• [Short task A]: According to the passage on William Sawtrey, on what date was he ordered to appear at St. Paul's?

* START Source excerpt *

In 1399, the first time that William Sawtrey was arrested on charges of heresy, he went to prison until he broke down and gave up his beliefs. After he was freed, however, he felt as if he had betrayed Christ. The English priest from St. Margaret’s in Lynn, Norfolk, found employment in London.

William was one of many laymen and priests who accepted the teachings of John Wycliffe. These believers were known as Lollards. Wycliffe said that the church of his day had corrupted the plain teaching of the Bible. He made a translation of the Bible in English so that all the people could understand God’s word for themselves.

Alarmed by Wycliffe’s teachings, England passed a law which made burning the penalty for “heresy.” Archbishop Thomas Arundel ordered William to appear at St. Paul’s on February 12, 1401 and give an account of his teachings. Arundel questioned William closely.

This time, William Sawtrey stood firm. He had said, “Instead of adoring the cross on which Christ suffered, I adore Christ who suffered on it.” He stood behind those words now and it became one of the charges against him by persecutors who considered it proper to bow before crucifixes.

However, it was his beliefs about the mass that finally got him condemned. He agreed that the bread of the Eucharist after consecration was indeed the bread of life, but insisted it was just bread all the same. Roman teaching says it really becomes Christ’s flesh, so he was considered a heretic.

* END Source excerpt *
* START Data records *

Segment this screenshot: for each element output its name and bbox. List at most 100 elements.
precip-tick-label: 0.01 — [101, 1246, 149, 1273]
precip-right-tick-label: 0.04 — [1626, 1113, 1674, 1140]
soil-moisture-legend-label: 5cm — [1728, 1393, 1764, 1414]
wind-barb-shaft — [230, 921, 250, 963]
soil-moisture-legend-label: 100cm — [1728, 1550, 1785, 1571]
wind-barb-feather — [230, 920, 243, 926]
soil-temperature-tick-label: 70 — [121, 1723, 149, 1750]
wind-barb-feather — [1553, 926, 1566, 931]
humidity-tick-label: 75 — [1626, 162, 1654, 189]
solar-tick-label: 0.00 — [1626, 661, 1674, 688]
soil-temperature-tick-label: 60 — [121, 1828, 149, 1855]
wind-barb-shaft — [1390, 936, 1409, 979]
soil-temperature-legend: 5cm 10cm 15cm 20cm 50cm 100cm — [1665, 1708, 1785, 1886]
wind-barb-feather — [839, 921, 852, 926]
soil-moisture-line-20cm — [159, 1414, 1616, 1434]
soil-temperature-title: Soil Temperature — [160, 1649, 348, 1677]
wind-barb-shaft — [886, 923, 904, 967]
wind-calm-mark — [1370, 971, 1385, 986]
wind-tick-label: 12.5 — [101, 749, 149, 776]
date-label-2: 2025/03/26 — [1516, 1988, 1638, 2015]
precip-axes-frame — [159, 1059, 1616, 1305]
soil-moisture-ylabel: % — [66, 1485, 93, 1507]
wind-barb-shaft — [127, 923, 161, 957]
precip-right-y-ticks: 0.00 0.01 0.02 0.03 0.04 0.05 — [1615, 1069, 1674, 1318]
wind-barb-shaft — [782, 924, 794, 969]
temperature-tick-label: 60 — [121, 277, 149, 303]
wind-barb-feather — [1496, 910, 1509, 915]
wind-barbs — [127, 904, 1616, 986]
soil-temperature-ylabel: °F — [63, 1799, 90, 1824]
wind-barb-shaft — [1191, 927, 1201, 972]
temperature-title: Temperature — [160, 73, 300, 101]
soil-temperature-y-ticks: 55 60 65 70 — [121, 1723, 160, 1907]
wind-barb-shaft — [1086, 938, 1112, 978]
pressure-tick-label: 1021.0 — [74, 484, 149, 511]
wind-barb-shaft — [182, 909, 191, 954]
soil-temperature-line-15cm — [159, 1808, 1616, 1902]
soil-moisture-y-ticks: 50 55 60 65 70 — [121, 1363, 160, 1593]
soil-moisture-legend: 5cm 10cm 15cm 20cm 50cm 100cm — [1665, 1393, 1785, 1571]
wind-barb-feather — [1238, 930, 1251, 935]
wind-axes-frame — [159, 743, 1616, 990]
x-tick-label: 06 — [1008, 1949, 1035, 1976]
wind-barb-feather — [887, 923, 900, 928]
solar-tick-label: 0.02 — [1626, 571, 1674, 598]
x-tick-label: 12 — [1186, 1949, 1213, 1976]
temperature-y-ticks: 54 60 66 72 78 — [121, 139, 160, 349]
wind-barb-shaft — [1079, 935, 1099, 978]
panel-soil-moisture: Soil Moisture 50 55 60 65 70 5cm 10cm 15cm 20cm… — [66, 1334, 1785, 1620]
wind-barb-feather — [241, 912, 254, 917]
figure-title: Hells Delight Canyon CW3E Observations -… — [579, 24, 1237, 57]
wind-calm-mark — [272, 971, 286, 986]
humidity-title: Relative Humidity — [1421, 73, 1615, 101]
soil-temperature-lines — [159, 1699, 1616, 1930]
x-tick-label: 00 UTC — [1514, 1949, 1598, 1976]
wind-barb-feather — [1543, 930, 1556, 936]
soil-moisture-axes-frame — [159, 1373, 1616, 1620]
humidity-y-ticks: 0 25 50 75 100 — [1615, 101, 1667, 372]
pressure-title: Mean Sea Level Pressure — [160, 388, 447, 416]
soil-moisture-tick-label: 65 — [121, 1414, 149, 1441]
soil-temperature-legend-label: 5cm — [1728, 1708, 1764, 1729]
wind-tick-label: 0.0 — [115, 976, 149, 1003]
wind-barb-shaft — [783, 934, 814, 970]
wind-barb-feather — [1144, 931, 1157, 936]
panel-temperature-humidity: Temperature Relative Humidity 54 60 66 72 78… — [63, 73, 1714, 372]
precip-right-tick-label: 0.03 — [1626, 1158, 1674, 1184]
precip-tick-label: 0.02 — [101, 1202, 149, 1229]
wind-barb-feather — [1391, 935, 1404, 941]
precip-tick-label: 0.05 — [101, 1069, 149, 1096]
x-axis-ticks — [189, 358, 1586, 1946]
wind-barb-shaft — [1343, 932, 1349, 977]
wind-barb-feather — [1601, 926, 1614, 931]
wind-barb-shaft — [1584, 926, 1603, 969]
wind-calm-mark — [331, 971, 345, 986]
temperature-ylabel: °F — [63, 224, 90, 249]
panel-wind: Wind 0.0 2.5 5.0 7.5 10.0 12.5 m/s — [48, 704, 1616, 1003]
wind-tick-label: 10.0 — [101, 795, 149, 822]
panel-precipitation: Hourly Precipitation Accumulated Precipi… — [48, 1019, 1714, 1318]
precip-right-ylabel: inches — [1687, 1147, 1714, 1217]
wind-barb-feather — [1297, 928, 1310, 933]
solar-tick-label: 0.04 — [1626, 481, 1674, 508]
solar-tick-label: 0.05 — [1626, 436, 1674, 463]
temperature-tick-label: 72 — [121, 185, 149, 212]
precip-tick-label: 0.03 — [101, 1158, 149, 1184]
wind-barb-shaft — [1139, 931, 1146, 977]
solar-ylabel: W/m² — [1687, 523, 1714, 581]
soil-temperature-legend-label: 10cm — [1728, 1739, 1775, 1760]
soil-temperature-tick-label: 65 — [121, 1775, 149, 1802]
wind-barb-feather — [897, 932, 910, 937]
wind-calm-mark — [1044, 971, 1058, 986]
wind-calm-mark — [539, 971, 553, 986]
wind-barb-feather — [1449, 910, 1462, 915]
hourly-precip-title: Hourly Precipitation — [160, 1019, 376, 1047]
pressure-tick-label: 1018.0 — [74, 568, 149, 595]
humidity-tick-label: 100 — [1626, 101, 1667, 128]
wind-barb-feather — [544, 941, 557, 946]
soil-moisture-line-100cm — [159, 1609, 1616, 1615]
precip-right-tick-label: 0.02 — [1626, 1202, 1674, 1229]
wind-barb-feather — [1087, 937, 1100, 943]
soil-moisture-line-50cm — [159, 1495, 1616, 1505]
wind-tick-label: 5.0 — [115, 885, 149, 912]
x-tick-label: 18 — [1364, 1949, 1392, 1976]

* END Data records *

• [Short task B]: Copy out the rows exactly, from the first row down through the line containing "wind-barb-shaft — [230, 921, 250, 963]", both included.

• [Finished answer A]: February 12, 1401

• [Finished answer B]:
Segment this screenshot: for each element output its name and bbox. List at most 100 elements.
precip-tick-label: 0.01 — [101, 1246, 149, 1273]
precip-right-tick-label: 0.04 — [1626, 1113, 1674, 1140]
soil-moisture-legend-label: 5cm — [1728, 1393, 1764, 1414]
wind-barb-shaft — [230, 921, 250, 963]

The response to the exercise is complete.